* DIRECTIVE
Write out each line in which the string "Plumbing" is present.

Dataset items
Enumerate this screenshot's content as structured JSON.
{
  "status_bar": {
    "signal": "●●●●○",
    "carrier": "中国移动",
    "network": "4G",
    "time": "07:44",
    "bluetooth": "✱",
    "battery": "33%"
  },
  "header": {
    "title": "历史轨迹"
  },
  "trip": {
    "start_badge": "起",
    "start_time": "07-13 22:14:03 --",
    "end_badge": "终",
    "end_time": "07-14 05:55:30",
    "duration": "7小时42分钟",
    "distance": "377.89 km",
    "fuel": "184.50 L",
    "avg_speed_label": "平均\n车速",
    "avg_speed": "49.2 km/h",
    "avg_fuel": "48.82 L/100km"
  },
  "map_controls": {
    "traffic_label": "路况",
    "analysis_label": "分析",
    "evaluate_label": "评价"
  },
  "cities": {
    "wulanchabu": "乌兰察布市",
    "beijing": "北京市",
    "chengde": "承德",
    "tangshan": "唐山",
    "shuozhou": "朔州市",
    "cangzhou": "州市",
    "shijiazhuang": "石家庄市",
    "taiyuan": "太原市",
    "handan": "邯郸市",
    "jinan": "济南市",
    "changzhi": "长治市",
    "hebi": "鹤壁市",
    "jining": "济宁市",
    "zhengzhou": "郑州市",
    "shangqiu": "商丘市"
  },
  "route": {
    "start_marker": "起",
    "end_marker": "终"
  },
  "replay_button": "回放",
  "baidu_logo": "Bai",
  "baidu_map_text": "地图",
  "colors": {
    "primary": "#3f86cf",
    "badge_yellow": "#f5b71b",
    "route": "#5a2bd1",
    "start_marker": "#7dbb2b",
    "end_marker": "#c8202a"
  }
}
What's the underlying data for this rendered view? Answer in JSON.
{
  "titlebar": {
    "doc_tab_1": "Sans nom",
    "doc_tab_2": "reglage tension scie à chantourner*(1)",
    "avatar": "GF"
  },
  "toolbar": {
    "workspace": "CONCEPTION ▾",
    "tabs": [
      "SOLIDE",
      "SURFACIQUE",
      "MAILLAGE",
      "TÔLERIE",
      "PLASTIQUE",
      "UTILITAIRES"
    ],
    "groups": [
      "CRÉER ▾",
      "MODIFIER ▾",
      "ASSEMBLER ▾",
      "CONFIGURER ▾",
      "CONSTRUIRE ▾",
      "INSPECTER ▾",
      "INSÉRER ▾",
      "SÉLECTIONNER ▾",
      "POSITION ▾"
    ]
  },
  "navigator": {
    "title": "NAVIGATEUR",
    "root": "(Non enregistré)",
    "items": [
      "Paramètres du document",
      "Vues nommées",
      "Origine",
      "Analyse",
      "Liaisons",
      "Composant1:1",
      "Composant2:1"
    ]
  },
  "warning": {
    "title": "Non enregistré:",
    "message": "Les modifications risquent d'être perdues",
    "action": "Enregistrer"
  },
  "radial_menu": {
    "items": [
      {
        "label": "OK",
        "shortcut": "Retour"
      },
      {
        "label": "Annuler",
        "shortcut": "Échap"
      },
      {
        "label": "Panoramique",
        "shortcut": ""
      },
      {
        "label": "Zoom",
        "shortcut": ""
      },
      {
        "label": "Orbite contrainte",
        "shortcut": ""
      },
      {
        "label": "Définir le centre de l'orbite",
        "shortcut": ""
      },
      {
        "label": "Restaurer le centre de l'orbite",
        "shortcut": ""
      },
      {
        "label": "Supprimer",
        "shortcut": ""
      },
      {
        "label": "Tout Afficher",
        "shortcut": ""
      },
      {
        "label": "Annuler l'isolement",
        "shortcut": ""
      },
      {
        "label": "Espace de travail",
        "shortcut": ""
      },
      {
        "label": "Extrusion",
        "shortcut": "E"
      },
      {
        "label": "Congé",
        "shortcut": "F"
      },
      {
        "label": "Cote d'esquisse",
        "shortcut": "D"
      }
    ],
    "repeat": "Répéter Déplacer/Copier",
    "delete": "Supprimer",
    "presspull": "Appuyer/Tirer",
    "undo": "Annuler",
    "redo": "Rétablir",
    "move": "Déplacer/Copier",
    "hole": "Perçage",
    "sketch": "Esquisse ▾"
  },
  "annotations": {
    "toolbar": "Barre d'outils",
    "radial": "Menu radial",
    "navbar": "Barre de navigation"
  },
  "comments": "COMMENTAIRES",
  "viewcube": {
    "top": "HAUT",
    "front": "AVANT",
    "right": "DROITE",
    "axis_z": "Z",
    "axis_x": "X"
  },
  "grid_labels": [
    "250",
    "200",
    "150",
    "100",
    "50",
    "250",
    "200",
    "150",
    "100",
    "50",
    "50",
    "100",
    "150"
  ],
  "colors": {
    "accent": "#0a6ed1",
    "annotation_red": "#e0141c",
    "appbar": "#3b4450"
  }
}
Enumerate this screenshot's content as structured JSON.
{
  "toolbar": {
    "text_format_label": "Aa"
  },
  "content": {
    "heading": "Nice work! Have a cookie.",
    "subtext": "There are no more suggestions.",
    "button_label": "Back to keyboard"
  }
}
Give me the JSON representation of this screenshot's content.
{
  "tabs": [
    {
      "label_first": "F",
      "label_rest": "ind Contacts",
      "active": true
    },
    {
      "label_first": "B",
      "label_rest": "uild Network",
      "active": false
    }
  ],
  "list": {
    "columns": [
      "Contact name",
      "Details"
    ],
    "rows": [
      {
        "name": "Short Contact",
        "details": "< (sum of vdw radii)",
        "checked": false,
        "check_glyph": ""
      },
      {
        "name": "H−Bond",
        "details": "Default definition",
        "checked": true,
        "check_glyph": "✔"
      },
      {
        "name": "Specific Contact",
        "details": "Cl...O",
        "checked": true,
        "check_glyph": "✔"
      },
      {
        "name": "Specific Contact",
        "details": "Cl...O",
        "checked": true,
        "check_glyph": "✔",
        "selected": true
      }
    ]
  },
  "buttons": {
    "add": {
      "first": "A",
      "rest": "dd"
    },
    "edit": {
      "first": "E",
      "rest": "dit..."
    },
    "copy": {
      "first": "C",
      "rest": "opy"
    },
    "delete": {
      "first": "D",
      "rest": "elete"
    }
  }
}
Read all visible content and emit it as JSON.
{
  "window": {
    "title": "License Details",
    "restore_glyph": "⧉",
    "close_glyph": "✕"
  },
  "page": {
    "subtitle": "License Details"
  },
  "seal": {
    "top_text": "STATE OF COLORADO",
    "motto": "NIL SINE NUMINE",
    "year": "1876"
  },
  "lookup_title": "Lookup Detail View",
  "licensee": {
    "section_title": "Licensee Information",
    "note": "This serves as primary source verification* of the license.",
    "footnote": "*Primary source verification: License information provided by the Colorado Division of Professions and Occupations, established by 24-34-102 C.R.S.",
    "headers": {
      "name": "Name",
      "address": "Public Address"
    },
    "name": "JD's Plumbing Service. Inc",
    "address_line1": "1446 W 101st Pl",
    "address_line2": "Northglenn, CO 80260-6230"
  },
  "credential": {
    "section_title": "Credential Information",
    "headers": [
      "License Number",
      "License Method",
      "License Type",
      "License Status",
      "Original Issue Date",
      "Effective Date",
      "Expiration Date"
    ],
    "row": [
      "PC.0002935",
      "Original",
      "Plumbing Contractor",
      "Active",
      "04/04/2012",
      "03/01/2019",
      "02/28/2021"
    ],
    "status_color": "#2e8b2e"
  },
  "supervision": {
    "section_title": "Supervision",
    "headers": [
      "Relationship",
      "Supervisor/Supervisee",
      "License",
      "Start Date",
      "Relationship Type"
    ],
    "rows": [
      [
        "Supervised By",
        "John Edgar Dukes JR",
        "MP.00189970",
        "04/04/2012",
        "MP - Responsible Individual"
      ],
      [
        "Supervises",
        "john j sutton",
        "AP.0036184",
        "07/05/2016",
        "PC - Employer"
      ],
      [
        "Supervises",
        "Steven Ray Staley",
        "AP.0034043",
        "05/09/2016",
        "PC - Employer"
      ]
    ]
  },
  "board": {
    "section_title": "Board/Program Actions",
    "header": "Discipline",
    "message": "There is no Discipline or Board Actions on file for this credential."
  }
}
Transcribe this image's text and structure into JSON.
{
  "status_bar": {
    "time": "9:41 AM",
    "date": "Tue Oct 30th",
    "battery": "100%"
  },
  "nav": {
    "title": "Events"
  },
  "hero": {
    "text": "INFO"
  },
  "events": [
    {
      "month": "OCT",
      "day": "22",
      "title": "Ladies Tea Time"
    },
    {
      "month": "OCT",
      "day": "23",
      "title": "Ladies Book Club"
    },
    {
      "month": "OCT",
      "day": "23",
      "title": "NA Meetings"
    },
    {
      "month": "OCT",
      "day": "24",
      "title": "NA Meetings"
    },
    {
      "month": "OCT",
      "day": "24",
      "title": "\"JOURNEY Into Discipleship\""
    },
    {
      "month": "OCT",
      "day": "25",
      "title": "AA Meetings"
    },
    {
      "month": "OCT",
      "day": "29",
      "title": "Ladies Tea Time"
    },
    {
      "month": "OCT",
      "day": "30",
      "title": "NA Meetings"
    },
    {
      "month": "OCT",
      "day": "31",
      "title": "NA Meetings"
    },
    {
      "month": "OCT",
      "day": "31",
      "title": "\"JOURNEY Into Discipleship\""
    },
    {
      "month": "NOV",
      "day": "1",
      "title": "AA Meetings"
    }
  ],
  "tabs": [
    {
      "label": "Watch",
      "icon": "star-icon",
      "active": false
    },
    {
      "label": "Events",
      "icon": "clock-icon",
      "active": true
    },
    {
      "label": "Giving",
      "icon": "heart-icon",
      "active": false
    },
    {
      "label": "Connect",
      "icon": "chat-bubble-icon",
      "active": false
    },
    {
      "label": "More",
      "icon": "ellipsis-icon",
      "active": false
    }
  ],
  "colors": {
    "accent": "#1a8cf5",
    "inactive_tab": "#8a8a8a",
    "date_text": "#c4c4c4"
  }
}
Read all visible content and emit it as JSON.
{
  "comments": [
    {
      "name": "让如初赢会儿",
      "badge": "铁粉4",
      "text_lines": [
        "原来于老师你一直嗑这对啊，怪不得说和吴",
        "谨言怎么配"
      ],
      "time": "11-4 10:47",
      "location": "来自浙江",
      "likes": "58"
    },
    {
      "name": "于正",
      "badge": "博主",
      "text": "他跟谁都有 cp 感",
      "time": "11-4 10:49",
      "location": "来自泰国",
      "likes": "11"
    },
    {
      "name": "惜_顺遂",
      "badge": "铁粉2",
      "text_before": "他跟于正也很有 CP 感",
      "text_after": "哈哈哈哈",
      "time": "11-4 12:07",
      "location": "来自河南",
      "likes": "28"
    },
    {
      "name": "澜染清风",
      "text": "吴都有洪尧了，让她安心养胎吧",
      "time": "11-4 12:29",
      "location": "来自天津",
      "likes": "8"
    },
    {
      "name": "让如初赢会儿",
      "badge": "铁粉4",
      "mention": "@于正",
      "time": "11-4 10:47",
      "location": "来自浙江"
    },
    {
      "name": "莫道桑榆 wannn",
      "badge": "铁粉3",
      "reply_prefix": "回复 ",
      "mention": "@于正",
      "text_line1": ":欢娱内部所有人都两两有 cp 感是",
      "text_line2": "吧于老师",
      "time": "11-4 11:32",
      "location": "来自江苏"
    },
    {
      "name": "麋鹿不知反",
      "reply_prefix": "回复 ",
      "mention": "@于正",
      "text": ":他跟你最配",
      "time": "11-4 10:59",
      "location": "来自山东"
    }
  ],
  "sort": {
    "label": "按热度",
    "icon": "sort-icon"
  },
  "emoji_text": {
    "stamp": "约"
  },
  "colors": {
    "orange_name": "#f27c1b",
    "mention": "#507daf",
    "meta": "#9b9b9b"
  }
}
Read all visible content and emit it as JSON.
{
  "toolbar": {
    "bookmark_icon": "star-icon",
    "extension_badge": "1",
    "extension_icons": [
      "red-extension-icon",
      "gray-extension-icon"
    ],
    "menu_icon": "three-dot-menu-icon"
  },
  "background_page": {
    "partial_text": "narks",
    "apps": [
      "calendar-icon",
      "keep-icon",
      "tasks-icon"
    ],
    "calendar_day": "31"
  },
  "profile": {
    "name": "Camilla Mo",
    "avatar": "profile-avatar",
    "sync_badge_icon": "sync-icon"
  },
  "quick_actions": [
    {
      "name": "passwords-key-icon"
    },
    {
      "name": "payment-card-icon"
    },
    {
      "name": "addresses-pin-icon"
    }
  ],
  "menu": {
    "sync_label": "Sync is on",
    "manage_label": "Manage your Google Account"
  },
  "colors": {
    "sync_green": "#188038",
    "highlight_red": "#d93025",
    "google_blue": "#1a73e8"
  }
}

* THE OUTPUT
    "name": "JD's Plumbing Service. Inc",
      "Plumbing Contractor",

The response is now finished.